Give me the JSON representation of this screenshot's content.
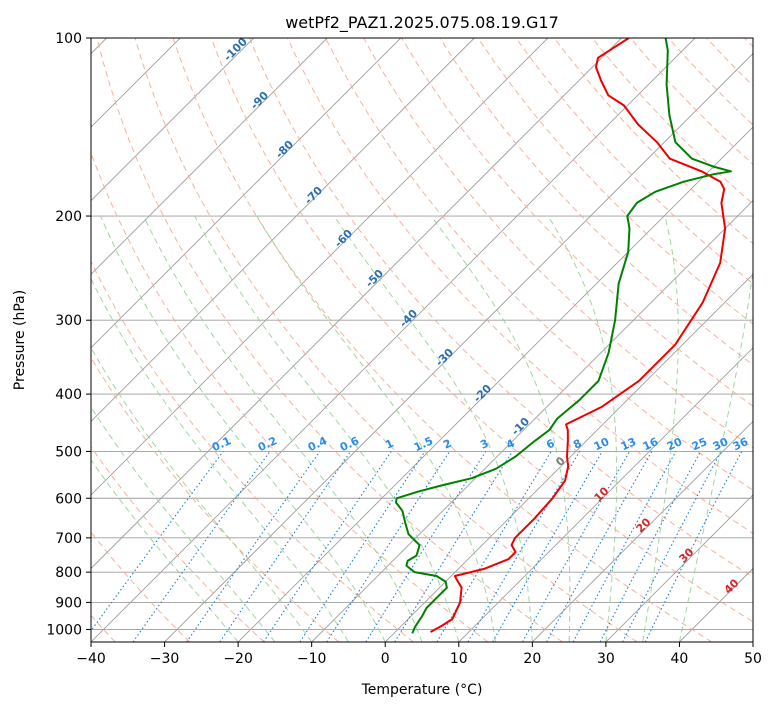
{
  "chart_data": {
    "type": "line",
    "title": "wetPf2_PAZ1.2025.075.08.19.G17",
    "xlabel": "Temperature (°C)",
    "ylabel": "Pressure (hPa)",
    "xlim": [
      -40,
      50
    ],
    "ylim": [
      1050,
      100
    ],
    "y_scale": "log",
    "x_ticks": [
      -40,
      -30,
      -20,
      -10,
      0,
      10,
      20,
      30,
      40,
      50
    ],
    "y_ticks": [
      100,
      200,
      300,
      400,
      500,
      600,
      700,
      800,
      900,
      1000
    ],
    "grid": true,
    "skew": 45,
    "series": [
      {
        "name": "",
        "color": "#ee0000",
        "points": [
          [
            4.8,
            1010
          ],
          [
            5.5,
            985
          ],
          [
            6.0,
            960
          ],
          [
            4.8,
            900
          ],
          [
            3.0,
            850
          ],
          [
            1.0,
            820
          ],
          [
            0.5,
            812
          ],
          [
            3.5,
            790
          ],
          [
            5.5,
            760
          ],
          [
            5.5,
            740
          ],
          [
            4.0,
            720
          ],
          [
            3.5,
            700
          ],
          [
            3.5,
            650
          ],
          [
            3.2,
            600
          ],
          [
            2.5,
            560
          ],
          [
            1.0,
            530
          ],
          [
            -0.5,
            510
          ],
          [
            -2.5,
            480
          ],
          [
            -4.0,
            460
          ],
          [
            -5.0,
            450
          ],
          [
            -2.5,
            420
          ],
          [
            -1.0,
            380
          ],
          [
            -1.0,
            330
          ],
          [
            -3.0,
            280
          ],
          [
            -6.0,
            240
          ],
          [
            -10.0,
            210
          ],
          [
            -14.0,
            190
          ],
          [
            -15.5,
            180
          ],
          [
            -17.0,
            175
          ],
          [
            -21.0,
            168
          ],
          [
            -27.0,
            160
          ],
          [
            -31.0,
            150
          ],
          [
            -36.0,
            140
          ],
          [
            -40.5,
            130
          ],
          [
            -44.0,
            125
          ],
          [
            -47.0,
            118
          ],
          [
            -49.5,
            112
          ],
          [
            -50.5,
            108
          ],
          [
            -49.0,
            100
          ]
        ]
      },
      {
        "name": "",
        "color": "#008000",
        "points": [
          [
            2.5,
            1015
          ],
          [
            2.0,
            990
          ],
          [
            1.5,
            950
          ],
          [
            1.0,
            920
          ],
          [
            1.0,
            880
          ],
          [
            1.0,
            850
          ],
          [
            0.0,
            830
          ],
          [
            -2.0,
            812
          ],
          [
            -5.5,
            800
          ],
          [
            -7.5,
            780
          ],
          [
            -8.0,
            765
          ],
          [
            -7.5,
            750
          ],
          [
            -8.5,
            720
          ],
          [
            -11.5,
            690
          ],
          [
            -13.5,
            660
          ],
          [
            -15.5,
            630
          ],
          [
            -17.5,
            610
          ],
          [
            -18.0,
            600
          ],
          [
            -16.0,
            585
          ],
          [
            -13.5,
            570
          ],
          [
            -10.5,
            555
          ],
          [
            -8.5,
            535
          ],
          [
            -7.5,
            510
          ],
          [
            -7.0,
            480
          ],
          [
            -6.5,
            460
          ],
          [
            -7.0,
            440
          ],
          [
            -6.5,
            410
          ],
          [
            -6.5,
            380
          ],
          [
            -9.0,
            340
          ],
          [
            -12.5,
            300
          ],
          [
            -17.0,
            260
          ],
          [
            -20.0,
            230
          ],
          [
            -23.0,
            210
          ],
          [
            -25.0,
            200
          ],
          [
            -25.5,
            190
          ],
          [
            -24.5,
            182
          ],
          [
            -22.0,
            175
          ],
          [
            -19.0,
            170
          ],
          [
            -17.0,
            168
          ],
          [
            -20.0,
            165
          ],
          [
            -24.0,
            160
          ],
          [
            -28.5,
            150
          ],
          [
            -33.0,
            135
          ],
          [
            -37.5,
            120
          ],
          [
            -42.0,
            105
          ],
          [
            -44.0,
            100
          ]
        ]
      }
    ]
  },
  "isobar_labels": {
    "dry_adiabat": [
      "-100",
      "-90",
      "-80",
      "-70",
      "-60",
      "-50",
      "-40",
      "-30",
      "-20",
      "-10"
    ],
    "mixing_ratio": [
      "0.1",
      "0.2",
      "0.4",
      "0.6",
      "1",
      "1.5",
      "2",
      "3",
      "4",
      "6",
      "8",
      "10",
      "13",
      "16",
      "20",
      "25",
      "30",
      "36"
    ],
    "moist_adiabat": [
      "0",
      "10",
      "20",
      "30",
      "40"
    ]
  },
  "colors": {
    "temperature": "#ee0000",
    "dewpoint": "#008000",
    "dry_adiabat_line": "#f4a58a",
    "moist_adiabat_line": "#8fcf8f",
    "mixing_ratio_line": "#1e7fd8",
    "isotherm_line": "#9e9e9e",
    "dry_label": "#2a6fb0",
    "mixing_label": "#2a8ee8",
    "moist_label": "#d62728",
    "zero_label": "#7f7f7f"
  }
}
------
Problem to work on: Copy the data word for word. Pictures do not go in the copy.

Exercise solution:
Give me the JSON representation of this screenshot's content.
{
  "chart_data": {
    "type": "line",
    "title": "wetPf2_PAZ1.2025.075.08.19.G17",
    "xlabel": "Temperature (°C)",
    "ylabel": "Pressure (hPa)",
    "xlim": [
      -40,
      50
    ],
    "ylim": [
      1050,
      100
    ],
    "y_scale": "log",
    "x_ticks": [
      -40,
      -30,
      -20,
      -10,
      0,
      10,
      20,
      30,
      40,
      50
    ],
    "y_ticks": [
      100,
      200,
      300,
      400,
      500,
      600,
      700,
      800,
      900,
      1000
    ],
    "grid": true,
    "skew": 45,
    "series": [
      {
        "name": "",
        "color": "#ee0000",
        "points": [
          [
            4.8,
            1010
          ],
          [
            5.5,
            985
          ],
          [
            6.0,
            960
          ],
          [
            4.8,
            900
          ],
          [
            3.0,
            850
          ],
          [
            1.0,
            820
          ],
          [
            0.5,
            812
          ],
          [
            3.5,
            790
          ],
          [
            5.5,
            760
          ],
          [
            5.5,
            740
          ],
          [
            4.0,
            720
          ],
          [
            3.5,
            700
          ],
          [
            3.5,
            650
          ],
          [
            3.2,
            600
          ],
          [
            2.5,
            560
          ],
          [
            1.0,
            530
          ],
          [
            -0.5,
            510
          ],
          [
            -2.5,
            480
          ],
          [
            -4.0,
            460
          ],
          [
            -5.0,
            450
          ],
          [
            -2.5,
            420
          ],
          [
            -1.0,
            380
          ],
          [
            -1.0,
            330
          ],
          [
            -3.0,
            280
          ],
          [
            -6.0,
            240
          ],
          [
            -10.0,
            210
          ],
          [
            -14.0,
            190
          ],
          [
            -15.5,
            180
          ],
          [
            -17.0,
            175
          ],
          [
            -21.0,
            168
          ],
          [
            -27.0,
            160
          ],
          [
            -31.0,
            150
          ],
          [
            -36.0,
            140
          ],
          [
            -40.5,
            130
          ],
          [
            -44.0,
            125
          ],
          [
            -47.0,
            118
          ],
          [
            -49.5,
            112
          ],
          [
            -50.5,
            108
          ],
          [
            -49.0,
            100
          ]
        ]
      },
      {
        "name": "",
        "color": "#008000",
        "points": [
          [
            2.5,
            1015
          ],
          [
            2.0,
            990
          ],
          [
            1.5,
            950
          ],
          [
            1.0,
            920
          ],
          [
            1.0,
            880
          ],
          [
            1.0,
            850
          ],
          [
            0.0,
            830
          ],
          [
            -2.0,
            812
          ],
          [
            -5.5,
            800
          ],
          [
            -7.5,
            780
          ],
          [
            -8.0,
            765
          ],
          [
            -7.5,
            750
          ],
          [
            -8.5,
            720
          ],
          [
            -11.5,
            690
          ],
          [
            -13.5,
            660
          ],
          [
            -15.5,
            630
          ],
          [
            -17.5,
            610
          ],
          [
            -18.0,
            600
          ],
          [
            -16.0,
            585
          ],
          [
            -13.5,
            570
          ],
          [
            -10.5,
            555
          ],
          [
            -8.5,
            535
          ],
          [
            -7.5,
            510
          ],
          [
            -7.0,
            480
          ],
          [
            -6.5,
            460
          ],
          [
            -7.0,
            440
          ],
          [
            -6.5,
            410
          ],
          [
            -6.5,
            380
          ],
          [
            -9.0,
            340
          ],
          [
            -12.5,
            300
          ],
          [
            -17.0,
            260
          ],
          [
            -20.0,
            230
          ],
          [
            -23.0,
            210
          ],
          [
            -25.0,
            200
          ],
          [
            -25.5,
            190
          ],
          [
            -24.5,
            182
          ],
          [
            -22.0,
            175
          ],
          [
            -19.0,
            170
          ],
          [
            -17.0,
            168
          ],
          [
            -20.0,
            165
          ],
          [
            -24.0,
            160
          ],
          [
            -28.5,
            150
          ],
          [
            -33.0,
            135
          ],
          [
            -37.5,
            120
          ],
          [
            -42.0,
            105
          ],
          [
            -44.0,
            100
          ]
        ]
      }
    ]
  },
  "isobar_labels": {
    "dry_adiabat": [
      "-100",
      "-90",
      "-80",
      "-70",
      "-60",
      "-50",
      "-40",
      "-30",
      "-20",
      "-10"
    ],
    "mixing_ratio": [
      "0.1",
      "0.2",
      "0.4",
      "0.6",
      "1",
      "1.5",
      "2",
      "3",
      "4",
      "6",
      "8",
      "10",
      "13",
      "16",
      "20",
      "25",
      "30",
      "36"
    ],
    "moist_adiabat": [
      "0",
      "10",
      "20",
      "30",
      "40"
    ]
  },
  "colors": {
    "temperature": "#ee0000",
    "dewpoint": "#008000",
    "dry_adiabat_line": "#f4a58a",
    "moist_adiabat_line": "#8fcf8f",
    "mixing_ratio_line": "#1e7fd8",
    "isotherm_line": "#9e9e9e",
    "dry_label": "#2a6fb0",
    "mixing_label": "#2a8ee8",
    "moist_label": "#d62728",
    "zero_label": "#7f7f7f"
  }
}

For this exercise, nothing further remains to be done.